:: Problem details ::
Reproduce the data below verbatim, line for line, but leave out the pictures.

:: Listed entries ::
►

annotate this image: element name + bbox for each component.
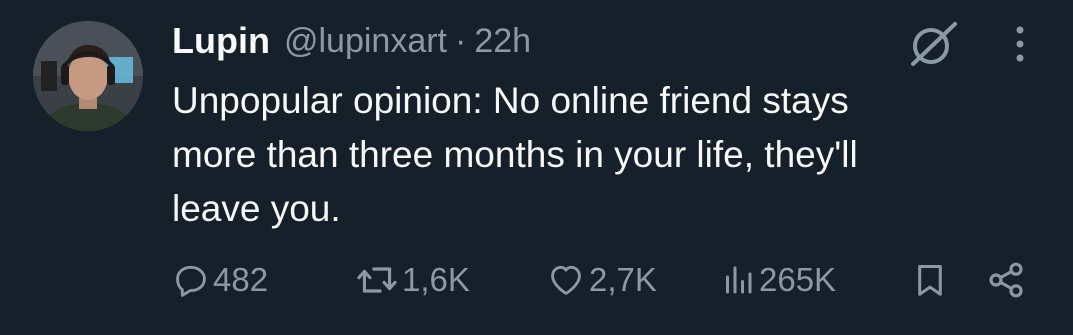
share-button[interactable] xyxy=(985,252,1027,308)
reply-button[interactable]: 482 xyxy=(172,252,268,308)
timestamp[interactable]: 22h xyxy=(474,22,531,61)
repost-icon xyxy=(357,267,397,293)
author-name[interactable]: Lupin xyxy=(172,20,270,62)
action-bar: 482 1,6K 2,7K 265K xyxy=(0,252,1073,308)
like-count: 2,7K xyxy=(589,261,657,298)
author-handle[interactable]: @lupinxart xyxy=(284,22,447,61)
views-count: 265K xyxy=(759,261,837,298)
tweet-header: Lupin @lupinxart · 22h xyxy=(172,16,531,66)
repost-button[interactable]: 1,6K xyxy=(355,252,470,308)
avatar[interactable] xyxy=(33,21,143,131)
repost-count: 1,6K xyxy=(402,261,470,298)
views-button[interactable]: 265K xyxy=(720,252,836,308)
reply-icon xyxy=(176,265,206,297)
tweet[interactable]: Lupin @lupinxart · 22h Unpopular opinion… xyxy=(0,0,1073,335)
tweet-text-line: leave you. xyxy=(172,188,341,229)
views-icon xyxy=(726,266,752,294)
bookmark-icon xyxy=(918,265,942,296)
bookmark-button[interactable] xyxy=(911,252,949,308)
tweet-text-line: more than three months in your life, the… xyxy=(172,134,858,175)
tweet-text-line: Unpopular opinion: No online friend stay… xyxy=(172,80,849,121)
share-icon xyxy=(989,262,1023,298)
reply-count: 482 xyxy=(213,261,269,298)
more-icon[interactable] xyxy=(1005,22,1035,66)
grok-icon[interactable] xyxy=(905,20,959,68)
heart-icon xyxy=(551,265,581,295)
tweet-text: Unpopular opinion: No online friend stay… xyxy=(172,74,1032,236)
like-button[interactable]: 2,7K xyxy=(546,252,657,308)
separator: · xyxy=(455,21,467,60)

◄

:: Result ::
annotate this image: element name + bbox for each component.
share-button[interactable] xyxy=(985,252,1027,308)
reply-button[interactable]: 482 xyxy=(172,252,268,308)
timestamp[interactable]: 22h xyxy=(474,22,531,61)
repost-icon xyxy=(357,267,397,293)
author-name[interactable]: Lupin xyxy=(172,20,270,62)
action-bar: 482 1,6K 2,7K 265K xyxy=(0,252,1073,308)
like-count: 2,7K xyxy=(589,261,657,298)
author-handle[interactable]: @lupinxart xyxy=(284,22,447,61)
views-count: 265K xyxy=(759,261,837,298)
tweet-header: Lupin @lupinxart · 22h xyxy=(172,16,531,66)
repost-button[interactable]: 1,6K xyxy=(355,252,470,308)
avatar[interactable] xyxy=(33,21,143,131)
repost-count: 1,6K xyxy=(402,261,470,298)
views-button[interactable]: 265K xyxy=(720,252,836,308)
reply-icon xyxy=(176,265,206,297)
tweet[interactable]: Lupin @lupinxart · 22h Unpopular opinion… xyxy=(0,0,1073,335)
tweet-text-line: leave you. xyxy=(172,188,341,229)
views-icon xyxy=(726,266,752,294)
bookmark-icon xyxy=(918,265,942,296)
bookmark-button[interactable] xyxy=(911,252,949,308)
tweet-text-line: more than three months in your life, the… xyxy=(172,134,858,175)
tweet-text-line: Unpopular opinion: No online friend stay… xyxy=(172,80,849,121)
share-icon xyxy=(989,262,1023,298)
reply-count: 482 xyxy=(213,261,269,298)
more-icon[interactable] xyxy=(1005,22,1035,66)
grok-icon[interactable] xyxy=(905,20,959,68)
heart-icon xyxy=(551,265,581,295)
tweet-text: Unpopular opinion: No online friend stay… xyxy=(172,74,1032,236)
like-button[interactable]: 2,7K xyxy=(546,252,657,308)
separator: · xyxy=(455,21,467,60)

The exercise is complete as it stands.